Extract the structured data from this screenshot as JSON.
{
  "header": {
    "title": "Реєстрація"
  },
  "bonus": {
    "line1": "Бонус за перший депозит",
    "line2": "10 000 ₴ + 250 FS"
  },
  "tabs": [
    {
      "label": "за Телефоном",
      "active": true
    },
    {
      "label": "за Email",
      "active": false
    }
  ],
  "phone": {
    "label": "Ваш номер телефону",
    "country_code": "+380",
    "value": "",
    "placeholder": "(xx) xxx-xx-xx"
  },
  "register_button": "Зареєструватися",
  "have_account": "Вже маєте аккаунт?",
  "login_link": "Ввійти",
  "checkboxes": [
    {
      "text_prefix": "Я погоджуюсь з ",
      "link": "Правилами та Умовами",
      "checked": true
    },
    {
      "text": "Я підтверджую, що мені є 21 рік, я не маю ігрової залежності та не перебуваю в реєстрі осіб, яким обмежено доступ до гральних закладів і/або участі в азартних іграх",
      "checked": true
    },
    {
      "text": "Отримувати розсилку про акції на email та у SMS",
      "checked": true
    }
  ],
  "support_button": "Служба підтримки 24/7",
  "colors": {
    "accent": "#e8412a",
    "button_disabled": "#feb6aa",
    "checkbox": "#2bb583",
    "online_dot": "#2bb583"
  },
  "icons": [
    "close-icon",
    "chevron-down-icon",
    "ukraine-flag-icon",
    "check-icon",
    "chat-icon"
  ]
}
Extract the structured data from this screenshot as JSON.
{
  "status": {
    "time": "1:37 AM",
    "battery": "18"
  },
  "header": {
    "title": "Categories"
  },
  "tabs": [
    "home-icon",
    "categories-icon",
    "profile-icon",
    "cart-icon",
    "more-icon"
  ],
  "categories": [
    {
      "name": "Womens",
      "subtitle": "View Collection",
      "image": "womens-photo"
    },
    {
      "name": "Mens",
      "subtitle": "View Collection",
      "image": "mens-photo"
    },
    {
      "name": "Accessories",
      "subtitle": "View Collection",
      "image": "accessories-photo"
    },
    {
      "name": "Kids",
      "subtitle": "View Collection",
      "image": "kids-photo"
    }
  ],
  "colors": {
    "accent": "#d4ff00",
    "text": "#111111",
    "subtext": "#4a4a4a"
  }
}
:::
All records above must be set down exactly, please.

### Final result
Extract the structured data from this screenshot as JSON.
{
  "header": {
    "title": "Реєстрація"
  },
  "bonus": {
    "line1": "Бонус за перший депозит",
    "line2": "10 000 ₴ + 250 FS"
  },
  "tabs": [
    {
      "label": "за Телефоном",
      "active": true
    },
    {
      "label": "за Email",
      "active": false
    }
  ],
  "phone": {
    "label": "Ваш номер телефону",
    "country_code": "+380",
    "value": "",
    "placeholder": "(xx) xxx-xx-xx"
  },
  "register_button": "Зареєструватися",
  "have_account": "Вже маєте аккаунт?",
  "login_link": "Ввійти",
  "checkboxes": [
    {
      "text_prefix": "Я погоджуюсь з ",
      "link": "Правилами та Умовами",
      "checked": true
    },
    {
      "text": "Я підтверджую, що мені є 21 рік, я не маю ігрової залежності та не перебуваю в реєстрі осіб, яким обмежено доступ до гральних закладів і/або участі в азартних іграх",
      "checked": true
    },
    {
      "text": "Отримувати розсилку про акції на email та у SMS",
      "checked": true
    }
  ],
  "support_button": "Служба підтримки 24/7",
  "colors": {
    "accent": "#e8412a",
    "button_disabled": "#feb6aa",
    "checkbox": "#2bb583",
    "online_dot": "#2bb583"
  },
  "icons": [
    "close-icon",
    "chevron-down-icon",
    "ukraine-flag-icon",
    "check-icon",
    "chat-icon"
  ]
}
Extract the structured data from this screenshot as JSON.
{
  "status": {
    "time": "1:37 AM",
    "battery": "18"
  },
  "header": {
    "title": "Categories"
  },
  "tabs": [
    "home-icon",
    "categories-icon",
    "profile-icon",
    "cart-icon",
    "more-icon"
  ],
  "categories": [
    {
      "name": "Womens",
      "subtitle": "View Collection",
      "image": "womens-photo"
    },
    {
      "name": "Mens",
      "subtitle": "View Collection",
      "image": "mens-photo"
    },
    {
      "name": "Accessories",
      "subtitle": "View Collection",
      "image": "accessories-photo"
    },
    {
      "name": "Kids",
      "subtitle": "View Collection",
      "image": "kids-photo"
    }
  ],
  "colors": {
    "accent": "#d4ff00",
    "text": "#111111",
    "subtext": "#4a4a4a"
  }
}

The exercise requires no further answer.